■ TASK GOAL
Which lines in the material below contain the word "content"? Copy each of them.

■ INPUT RECORDS

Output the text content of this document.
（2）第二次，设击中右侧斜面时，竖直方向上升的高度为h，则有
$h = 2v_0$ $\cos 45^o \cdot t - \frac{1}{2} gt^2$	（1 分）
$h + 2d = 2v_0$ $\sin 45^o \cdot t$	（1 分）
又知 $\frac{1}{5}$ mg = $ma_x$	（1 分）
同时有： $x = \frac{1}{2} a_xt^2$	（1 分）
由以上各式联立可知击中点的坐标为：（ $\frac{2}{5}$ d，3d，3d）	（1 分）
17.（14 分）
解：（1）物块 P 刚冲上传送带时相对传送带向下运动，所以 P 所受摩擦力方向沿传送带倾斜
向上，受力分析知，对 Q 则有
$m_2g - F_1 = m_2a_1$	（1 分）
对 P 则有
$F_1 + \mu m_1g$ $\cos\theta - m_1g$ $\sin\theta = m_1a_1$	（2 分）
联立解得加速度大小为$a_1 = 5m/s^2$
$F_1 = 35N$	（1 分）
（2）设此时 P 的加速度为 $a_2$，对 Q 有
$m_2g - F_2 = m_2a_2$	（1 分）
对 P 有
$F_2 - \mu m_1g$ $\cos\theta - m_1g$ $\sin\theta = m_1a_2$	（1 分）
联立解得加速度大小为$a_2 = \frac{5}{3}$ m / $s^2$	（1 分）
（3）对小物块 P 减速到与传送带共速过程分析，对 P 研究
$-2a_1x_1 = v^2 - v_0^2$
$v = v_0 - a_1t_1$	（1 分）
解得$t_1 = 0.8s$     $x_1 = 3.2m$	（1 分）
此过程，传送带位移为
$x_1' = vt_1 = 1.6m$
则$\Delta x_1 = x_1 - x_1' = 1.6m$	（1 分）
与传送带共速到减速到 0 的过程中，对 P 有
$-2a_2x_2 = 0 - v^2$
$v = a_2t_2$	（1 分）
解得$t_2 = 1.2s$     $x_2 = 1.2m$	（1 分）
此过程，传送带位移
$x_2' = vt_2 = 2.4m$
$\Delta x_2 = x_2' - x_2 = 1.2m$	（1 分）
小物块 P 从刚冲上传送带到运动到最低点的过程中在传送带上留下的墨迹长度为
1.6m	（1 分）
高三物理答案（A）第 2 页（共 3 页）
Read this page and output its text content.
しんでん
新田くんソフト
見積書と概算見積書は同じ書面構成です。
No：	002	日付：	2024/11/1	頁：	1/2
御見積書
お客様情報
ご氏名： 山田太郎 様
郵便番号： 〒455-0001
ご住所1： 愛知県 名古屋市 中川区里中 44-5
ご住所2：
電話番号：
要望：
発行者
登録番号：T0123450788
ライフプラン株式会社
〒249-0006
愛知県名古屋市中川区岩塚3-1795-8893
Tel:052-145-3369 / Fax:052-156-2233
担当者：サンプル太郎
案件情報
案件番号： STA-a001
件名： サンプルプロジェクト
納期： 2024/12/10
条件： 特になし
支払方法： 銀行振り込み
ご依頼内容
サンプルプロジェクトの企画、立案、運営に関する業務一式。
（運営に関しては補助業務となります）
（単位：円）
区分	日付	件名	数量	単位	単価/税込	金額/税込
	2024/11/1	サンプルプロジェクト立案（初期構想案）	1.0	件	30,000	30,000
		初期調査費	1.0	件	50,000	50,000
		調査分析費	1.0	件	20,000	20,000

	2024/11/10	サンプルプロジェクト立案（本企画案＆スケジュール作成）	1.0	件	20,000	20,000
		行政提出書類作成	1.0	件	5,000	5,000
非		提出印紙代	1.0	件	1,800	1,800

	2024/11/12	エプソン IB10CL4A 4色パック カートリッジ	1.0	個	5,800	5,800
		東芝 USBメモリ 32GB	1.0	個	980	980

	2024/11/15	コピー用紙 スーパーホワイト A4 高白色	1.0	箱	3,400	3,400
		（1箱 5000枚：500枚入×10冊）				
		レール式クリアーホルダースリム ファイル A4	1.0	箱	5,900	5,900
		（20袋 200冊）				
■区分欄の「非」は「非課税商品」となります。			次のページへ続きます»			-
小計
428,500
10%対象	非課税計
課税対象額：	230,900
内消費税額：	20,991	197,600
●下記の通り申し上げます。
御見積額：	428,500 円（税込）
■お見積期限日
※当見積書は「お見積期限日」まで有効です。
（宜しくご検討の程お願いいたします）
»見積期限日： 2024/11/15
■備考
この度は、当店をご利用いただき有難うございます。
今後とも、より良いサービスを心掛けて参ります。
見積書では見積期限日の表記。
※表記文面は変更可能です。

■ SOLUTION FOR THIS TASK
Output the text content of this document.
Read this page and output its text content.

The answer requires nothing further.